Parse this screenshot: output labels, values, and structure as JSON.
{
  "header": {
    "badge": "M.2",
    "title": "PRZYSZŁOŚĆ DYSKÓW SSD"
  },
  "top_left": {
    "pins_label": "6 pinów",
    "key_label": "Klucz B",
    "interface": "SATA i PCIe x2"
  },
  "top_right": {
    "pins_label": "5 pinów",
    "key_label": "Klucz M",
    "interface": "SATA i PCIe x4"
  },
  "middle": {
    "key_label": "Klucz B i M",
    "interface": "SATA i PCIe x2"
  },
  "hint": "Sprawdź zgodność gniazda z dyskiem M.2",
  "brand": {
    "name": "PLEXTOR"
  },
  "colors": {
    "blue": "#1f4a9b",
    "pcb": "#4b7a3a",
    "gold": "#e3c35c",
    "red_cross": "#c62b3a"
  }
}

——————

[To be done] Scan the data above; copy every line where "Klucz" appears.

[Exercise output]
    "key_label": "Klucz B",
    "key_label": "Klucz M",
    "key_label": "Klucz B i M",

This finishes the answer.